--- begin Source records ---
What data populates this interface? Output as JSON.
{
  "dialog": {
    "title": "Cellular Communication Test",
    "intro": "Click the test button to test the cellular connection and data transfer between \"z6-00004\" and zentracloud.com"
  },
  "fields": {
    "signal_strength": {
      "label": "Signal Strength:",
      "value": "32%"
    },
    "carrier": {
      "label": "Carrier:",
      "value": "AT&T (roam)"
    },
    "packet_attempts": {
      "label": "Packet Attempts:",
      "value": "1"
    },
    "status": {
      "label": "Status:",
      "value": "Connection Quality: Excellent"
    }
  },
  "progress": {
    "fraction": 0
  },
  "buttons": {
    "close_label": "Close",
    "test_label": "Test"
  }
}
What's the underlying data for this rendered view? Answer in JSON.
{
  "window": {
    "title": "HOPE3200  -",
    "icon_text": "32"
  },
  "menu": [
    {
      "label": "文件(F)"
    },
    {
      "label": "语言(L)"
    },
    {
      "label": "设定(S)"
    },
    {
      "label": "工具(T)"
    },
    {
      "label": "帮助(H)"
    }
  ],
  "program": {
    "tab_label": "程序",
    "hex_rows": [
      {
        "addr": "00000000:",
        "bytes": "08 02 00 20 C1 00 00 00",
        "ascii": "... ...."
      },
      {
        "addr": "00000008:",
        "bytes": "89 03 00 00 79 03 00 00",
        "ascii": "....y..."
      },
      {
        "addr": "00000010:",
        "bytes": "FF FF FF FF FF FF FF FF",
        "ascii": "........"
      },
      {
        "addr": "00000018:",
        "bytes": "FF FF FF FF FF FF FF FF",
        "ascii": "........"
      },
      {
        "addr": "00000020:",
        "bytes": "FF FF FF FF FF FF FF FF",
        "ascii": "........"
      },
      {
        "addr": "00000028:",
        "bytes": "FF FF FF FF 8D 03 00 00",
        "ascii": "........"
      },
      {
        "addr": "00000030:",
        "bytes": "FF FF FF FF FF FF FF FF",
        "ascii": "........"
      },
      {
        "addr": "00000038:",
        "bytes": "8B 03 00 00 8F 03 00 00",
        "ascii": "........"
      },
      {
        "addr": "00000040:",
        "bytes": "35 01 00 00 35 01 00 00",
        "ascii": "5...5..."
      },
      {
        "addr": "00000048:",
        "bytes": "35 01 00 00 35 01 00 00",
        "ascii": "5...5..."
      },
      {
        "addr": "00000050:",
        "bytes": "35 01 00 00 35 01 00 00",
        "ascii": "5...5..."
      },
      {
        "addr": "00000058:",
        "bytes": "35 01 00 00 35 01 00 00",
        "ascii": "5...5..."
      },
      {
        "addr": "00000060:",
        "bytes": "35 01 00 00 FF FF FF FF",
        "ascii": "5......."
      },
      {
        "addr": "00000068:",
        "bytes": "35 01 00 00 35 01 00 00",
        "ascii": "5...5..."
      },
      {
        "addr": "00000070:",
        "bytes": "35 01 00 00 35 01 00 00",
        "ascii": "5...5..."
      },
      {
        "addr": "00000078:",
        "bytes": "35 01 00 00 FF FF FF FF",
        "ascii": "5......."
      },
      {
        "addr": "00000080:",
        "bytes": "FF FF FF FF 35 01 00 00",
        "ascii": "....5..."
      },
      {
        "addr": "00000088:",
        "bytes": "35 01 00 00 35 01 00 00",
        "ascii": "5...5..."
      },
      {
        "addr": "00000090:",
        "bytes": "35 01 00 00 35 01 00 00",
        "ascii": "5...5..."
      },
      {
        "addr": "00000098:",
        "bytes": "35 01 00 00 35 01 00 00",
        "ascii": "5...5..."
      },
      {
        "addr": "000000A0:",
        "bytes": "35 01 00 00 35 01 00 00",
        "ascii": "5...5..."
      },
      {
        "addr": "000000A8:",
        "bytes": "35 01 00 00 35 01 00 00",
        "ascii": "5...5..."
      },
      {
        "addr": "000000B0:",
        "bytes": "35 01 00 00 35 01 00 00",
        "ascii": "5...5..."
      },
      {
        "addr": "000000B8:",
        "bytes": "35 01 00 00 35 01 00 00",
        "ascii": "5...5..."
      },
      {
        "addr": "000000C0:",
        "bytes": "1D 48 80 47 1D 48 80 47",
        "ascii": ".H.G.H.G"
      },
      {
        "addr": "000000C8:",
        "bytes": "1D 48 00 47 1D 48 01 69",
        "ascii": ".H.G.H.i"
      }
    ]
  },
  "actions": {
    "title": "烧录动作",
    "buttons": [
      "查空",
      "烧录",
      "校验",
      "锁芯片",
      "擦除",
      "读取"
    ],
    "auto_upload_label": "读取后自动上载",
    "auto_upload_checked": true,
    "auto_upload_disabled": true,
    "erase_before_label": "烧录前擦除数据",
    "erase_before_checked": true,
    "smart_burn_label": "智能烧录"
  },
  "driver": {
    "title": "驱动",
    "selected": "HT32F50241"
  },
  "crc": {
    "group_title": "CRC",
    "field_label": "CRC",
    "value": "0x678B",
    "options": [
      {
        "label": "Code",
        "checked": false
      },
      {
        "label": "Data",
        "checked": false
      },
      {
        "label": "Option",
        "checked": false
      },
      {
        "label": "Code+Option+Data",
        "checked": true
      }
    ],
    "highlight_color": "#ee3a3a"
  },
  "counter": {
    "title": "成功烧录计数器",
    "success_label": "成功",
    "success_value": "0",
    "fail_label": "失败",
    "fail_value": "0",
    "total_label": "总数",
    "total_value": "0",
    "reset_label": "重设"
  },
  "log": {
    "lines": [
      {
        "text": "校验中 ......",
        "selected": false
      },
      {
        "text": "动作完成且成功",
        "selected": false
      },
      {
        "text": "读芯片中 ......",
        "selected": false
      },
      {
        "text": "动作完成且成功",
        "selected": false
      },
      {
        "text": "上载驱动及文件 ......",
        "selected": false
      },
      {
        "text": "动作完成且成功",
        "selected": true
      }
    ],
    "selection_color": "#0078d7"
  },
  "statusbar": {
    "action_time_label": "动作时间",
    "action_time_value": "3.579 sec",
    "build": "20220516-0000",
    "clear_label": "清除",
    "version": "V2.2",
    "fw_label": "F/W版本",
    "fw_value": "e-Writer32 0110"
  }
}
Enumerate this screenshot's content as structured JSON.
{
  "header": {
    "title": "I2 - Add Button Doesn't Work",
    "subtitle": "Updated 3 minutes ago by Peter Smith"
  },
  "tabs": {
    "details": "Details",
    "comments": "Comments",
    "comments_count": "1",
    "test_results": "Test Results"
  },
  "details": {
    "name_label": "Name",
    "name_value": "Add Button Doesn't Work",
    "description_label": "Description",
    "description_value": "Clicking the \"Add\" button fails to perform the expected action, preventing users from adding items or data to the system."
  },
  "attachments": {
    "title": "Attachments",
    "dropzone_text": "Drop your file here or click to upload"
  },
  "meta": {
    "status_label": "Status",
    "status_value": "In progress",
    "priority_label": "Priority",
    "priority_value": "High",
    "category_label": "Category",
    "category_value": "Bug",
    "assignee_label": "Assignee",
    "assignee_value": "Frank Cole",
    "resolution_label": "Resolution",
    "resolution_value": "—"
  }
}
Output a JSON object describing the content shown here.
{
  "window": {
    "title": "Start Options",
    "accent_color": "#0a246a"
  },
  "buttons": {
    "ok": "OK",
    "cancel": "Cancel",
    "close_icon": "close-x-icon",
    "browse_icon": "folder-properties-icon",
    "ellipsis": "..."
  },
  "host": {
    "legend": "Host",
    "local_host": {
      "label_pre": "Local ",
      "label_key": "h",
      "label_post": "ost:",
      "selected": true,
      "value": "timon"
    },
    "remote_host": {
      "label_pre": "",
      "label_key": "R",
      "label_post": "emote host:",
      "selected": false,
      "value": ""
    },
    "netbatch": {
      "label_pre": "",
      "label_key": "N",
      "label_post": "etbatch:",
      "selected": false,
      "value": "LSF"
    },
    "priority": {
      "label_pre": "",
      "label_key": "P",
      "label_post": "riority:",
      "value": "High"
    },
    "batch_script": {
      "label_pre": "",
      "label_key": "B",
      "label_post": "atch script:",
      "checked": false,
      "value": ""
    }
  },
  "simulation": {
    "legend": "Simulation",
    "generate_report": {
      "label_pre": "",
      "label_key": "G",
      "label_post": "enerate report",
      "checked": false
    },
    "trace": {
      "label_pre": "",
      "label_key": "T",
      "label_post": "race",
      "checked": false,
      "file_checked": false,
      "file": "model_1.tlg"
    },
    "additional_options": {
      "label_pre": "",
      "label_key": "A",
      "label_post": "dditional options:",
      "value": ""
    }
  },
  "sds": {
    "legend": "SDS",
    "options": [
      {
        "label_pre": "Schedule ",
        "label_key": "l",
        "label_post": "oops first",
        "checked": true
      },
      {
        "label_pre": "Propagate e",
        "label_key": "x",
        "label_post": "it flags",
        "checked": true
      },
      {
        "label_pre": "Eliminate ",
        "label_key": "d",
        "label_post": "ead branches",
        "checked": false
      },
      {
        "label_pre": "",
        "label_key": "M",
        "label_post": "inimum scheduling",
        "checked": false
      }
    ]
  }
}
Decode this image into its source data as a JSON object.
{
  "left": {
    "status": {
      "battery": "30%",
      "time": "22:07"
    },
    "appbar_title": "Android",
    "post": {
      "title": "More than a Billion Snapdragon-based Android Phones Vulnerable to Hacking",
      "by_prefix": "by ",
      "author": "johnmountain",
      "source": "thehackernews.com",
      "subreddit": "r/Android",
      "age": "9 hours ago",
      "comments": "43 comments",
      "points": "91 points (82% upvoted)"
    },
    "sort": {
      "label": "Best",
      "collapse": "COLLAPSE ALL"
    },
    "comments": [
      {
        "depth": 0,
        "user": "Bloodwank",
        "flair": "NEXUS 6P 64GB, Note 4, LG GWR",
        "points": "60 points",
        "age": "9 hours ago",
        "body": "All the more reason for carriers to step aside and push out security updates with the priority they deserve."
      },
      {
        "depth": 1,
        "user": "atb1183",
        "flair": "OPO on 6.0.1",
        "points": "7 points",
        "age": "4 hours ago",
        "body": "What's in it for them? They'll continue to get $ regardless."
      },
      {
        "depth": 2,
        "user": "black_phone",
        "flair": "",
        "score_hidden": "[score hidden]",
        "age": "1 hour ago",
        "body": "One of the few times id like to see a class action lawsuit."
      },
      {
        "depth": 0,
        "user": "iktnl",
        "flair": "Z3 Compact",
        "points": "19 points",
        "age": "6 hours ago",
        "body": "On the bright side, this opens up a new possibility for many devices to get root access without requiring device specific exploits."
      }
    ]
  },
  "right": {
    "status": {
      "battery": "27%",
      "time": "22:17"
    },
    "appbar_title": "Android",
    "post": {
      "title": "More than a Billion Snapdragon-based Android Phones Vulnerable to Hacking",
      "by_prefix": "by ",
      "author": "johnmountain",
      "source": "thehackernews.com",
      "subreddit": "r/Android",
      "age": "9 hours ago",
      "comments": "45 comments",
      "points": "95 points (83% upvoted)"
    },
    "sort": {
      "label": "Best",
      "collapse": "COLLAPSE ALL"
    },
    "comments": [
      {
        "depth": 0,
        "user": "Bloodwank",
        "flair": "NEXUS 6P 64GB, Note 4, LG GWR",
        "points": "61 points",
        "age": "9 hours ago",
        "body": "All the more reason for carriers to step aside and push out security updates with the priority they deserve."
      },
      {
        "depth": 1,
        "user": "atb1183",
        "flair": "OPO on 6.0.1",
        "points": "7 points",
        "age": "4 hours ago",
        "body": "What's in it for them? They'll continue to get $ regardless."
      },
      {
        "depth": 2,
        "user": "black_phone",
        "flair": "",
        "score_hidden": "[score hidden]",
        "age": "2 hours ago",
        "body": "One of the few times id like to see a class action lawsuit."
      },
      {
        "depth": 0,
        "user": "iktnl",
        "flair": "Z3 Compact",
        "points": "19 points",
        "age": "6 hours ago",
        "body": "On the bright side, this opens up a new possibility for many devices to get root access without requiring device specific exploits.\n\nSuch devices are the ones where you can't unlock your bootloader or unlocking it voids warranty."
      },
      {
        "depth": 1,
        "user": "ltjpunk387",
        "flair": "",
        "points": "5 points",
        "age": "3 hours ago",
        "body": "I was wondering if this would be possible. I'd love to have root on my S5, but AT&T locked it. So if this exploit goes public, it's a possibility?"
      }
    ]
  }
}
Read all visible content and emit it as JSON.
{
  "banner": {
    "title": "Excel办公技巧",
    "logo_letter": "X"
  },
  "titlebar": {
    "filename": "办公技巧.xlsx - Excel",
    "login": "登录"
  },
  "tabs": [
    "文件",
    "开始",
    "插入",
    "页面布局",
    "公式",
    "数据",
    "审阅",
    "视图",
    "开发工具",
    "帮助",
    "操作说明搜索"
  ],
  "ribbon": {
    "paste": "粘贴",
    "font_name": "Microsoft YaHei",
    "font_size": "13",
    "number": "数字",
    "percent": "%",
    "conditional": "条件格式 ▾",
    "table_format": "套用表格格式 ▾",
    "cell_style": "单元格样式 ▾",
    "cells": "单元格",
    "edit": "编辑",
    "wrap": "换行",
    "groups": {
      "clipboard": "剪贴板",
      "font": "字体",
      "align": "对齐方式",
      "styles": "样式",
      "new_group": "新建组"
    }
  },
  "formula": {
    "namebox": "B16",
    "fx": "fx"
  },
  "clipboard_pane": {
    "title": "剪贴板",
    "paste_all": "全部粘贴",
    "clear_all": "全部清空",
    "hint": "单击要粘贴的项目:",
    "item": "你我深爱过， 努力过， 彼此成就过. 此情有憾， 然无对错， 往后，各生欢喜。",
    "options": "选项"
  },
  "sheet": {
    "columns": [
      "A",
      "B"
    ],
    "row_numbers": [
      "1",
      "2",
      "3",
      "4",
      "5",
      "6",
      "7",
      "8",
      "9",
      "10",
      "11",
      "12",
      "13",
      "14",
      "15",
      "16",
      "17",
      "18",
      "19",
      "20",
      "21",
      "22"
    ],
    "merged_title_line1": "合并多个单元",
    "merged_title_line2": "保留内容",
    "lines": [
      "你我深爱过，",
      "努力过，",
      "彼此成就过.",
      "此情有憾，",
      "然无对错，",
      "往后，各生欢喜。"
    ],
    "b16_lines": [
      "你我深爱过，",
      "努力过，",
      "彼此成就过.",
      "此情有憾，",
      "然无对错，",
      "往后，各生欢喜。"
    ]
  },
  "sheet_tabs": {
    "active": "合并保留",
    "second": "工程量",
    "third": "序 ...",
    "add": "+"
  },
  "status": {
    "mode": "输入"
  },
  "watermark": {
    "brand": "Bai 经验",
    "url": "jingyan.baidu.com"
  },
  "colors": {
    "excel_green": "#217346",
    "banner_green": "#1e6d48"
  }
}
--- end Source records ---
Given instruction:
Give the number of lines that carry the word "requiring", with nothing added.

Answer for the task:
2